-- start LISTED RECORDS --
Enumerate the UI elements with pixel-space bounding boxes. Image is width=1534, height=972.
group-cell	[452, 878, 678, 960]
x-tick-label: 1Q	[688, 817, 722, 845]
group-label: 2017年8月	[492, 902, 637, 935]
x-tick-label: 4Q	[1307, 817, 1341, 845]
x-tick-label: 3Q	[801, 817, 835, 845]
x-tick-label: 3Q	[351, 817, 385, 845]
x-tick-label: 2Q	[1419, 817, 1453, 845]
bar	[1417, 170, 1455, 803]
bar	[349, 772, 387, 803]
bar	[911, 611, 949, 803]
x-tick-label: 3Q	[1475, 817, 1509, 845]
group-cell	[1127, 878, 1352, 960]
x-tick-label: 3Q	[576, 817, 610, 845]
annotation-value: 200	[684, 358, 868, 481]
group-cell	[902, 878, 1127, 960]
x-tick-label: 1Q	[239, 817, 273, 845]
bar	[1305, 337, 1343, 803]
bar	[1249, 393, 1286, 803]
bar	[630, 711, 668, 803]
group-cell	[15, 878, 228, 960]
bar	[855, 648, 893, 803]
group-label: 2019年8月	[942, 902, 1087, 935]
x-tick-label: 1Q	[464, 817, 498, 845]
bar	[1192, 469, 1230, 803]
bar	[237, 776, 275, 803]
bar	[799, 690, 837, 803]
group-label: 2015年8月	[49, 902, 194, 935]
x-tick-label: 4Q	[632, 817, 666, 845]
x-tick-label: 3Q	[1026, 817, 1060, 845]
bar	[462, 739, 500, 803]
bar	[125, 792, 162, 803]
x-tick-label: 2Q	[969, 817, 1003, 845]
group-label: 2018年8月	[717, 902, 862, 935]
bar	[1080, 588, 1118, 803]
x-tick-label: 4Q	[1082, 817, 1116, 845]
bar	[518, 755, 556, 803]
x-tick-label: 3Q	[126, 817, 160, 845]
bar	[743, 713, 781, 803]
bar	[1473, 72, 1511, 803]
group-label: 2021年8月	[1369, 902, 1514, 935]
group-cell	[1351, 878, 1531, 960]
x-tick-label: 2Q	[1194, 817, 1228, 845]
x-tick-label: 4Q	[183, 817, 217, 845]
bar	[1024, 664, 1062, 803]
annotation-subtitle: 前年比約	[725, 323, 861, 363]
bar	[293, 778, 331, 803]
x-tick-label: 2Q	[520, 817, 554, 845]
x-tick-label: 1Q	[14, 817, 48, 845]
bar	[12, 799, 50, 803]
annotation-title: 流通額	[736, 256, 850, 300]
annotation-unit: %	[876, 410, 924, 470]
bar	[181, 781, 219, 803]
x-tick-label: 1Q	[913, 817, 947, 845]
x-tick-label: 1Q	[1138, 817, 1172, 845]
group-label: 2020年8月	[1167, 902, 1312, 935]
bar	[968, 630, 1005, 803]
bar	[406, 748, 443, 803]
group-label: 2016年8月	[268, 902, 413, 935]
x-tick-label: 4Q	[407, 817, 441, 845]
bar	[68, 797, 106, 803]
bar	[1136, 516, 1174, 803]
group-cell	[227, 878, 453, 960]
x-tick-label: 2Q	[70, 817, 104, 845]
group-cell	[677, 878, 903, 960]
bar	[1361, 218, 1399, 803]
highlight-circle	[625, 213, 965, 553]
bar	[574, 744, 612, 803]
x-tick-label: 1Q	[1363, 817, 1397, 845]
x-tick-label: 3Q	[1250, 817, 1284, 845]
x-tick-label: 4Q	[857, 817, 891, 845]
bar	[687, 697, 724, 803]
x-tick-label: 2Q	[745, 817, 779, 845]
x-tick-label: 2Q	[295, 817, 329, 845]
-- end LISTED RECORDS --
| STATED TASK |
Rewrite every line of the data above as a numbered list, omitting any blank lines.

| ANSWER TO THIS PROBLEM |
1. Enumerate the UI elements with pixel-space bounding boxes. Image is width=1534, height=972.
2. group-cell	[452, 878, 678, 960]
3. x-tick-label: 1Q	[688, 817, 722, 845]
4. group-label: 2017年8月	[492, 902, 637, 935]
5. x-tick-label: 4Q	[1307, 817, 1341, 845]
6. x-tick-label: 3Q	[801, 817, 835, 845]
7. x-tick-label: 3Q	[351, 817, 385, 845]
8. x-tick-label: 2Q	[1419, 817, 1453, 845]
9. bar	[1417, 170, 1455, 803]
10. bar	[349, 772, 387, 803]
11. bar	[911, 611, 949, 803]
12. x-tick-label: 3Q	[1475, 817, 1509, 845]
13. group-cell	[1127, 878, 1352, 960]
14. x-tick-label: 3Q	[576, 817, 610, 845]
15. annotation-value: 200	[684, 358, 868, 481]
16. group-cell	[902, 878, 1127, 960]
17. x-tick-label: 1Q	[239, 817, 273, 845]
18. bar	[1305, 337, 1343, 803]
19. bar	[1249, 393, 1286, 803]
20. bar	[630, 711, 668, 803]
21. group-cell	[15, 878, 228, 960]
22. bar	[855, 648, 893, 803]
23. group-label: 2019年8月	[942, 902, 1087, 935]
24. x-tick-label: 1Q	[464, 817, 498, 845]
25. bar	[1192, 469, 1230, 803]
26. bar	[237, 776, 275, 803]
27. bar	[799, 690, 837, 803]
28. group-label: 2015年8月	[49, 902, 194, 935]
29. x-tick-label: 4Q	[632, 817, 666, 845]
30. x-tick-label: 3Q	[1026, 817, 1060, 845]
31. bar	[462, 739, 500, 803]
32. bar	[125, 792, 162, 803]
33. x-tick-label: 2Q	[969, 817, 1003, 845]
34. group-label: 2018年8月	[717, 902, 862, 935]
35. bar	[1080, 588, 1118, 803]
36. x-tick-label: 4Q	[1082, 817, 1116, 845]
37. bar	[518, 755, 556, 803]
38. x-tick-label: 3Q	[126, 817, 160, 845]
39. bar	[743, 713, 781, 803]
40. bar	[1473, 72, 1511, 803]
41. group-label: 2021年8月	[1369, 902, 1514, 935]
42. group-cell	[1351, 878, 1531, 960]
43. x-tick-label: 2Q	[1194, 817, 1228, 845]
44. x-tick-label: 4Q	[183, 817, 217, 845]
45. bar	[1024, 664, 1062, 803]
46. annotation-subtitle: 前年比約	[725, 323, 861, 363]
47. bar	[293, 778, 331, 803]
48. x-tick-label: 2Q	[520, 817, 554, 845]
49. x-tick-label: 1Q	[14, 817, 48, 845]
50. bar	[12, 799, 50, 803]
51. annotation-title: 流通額	[736, 256, 850, 300]
52. annotation-unit: %	[876, 410, 924, 470]
53. bar	[181, 781, 219, 803]
54. x-tick-label: 1Q	[913, 817, 947, 845]
55. x-tick-label: 1Q	[1138, 817, 1172, 845]
56. group-label: 2020年8月	[1167, 902, 1312, 935]
57. bar	[968, 630, 1005, 803]
58. bar	[406, 748, 443, 803]
59. group-label: 2016年8月	[268, 902, 413, 935]
60. x-tick-label: 4Q	[407, 817, 441, 845]
61. bar	[68, 797, 106, 803]
62. bar	[1136, 516, 1174, 803]
63. group-cell	[227, 878, 453, 960]
64. x-tick-label: 2Q	[70, 817, 104, 845]
65. group-cell	[677, 878, 903, 960]
66. bar	[1361, 218, 1399, 803]
67. highlight-circle	[625, 213, 965, 553]
68. bar	[574, 744, 612, 803]
69. x-tick-label: 1Q	[1363, 817, 1397, 845]
70. x-tick-label: 3Q	[1250, 817, 1284, 845]
71. x-tick-label: 4Q	[857, 817, 891, 845]
72. bar	[687, 697, 724, 803]
73. x-tick-label: 2Q	[745, 817, 779, 845]
74. x-tick-label: 2Q	[295, 817, 329, 845]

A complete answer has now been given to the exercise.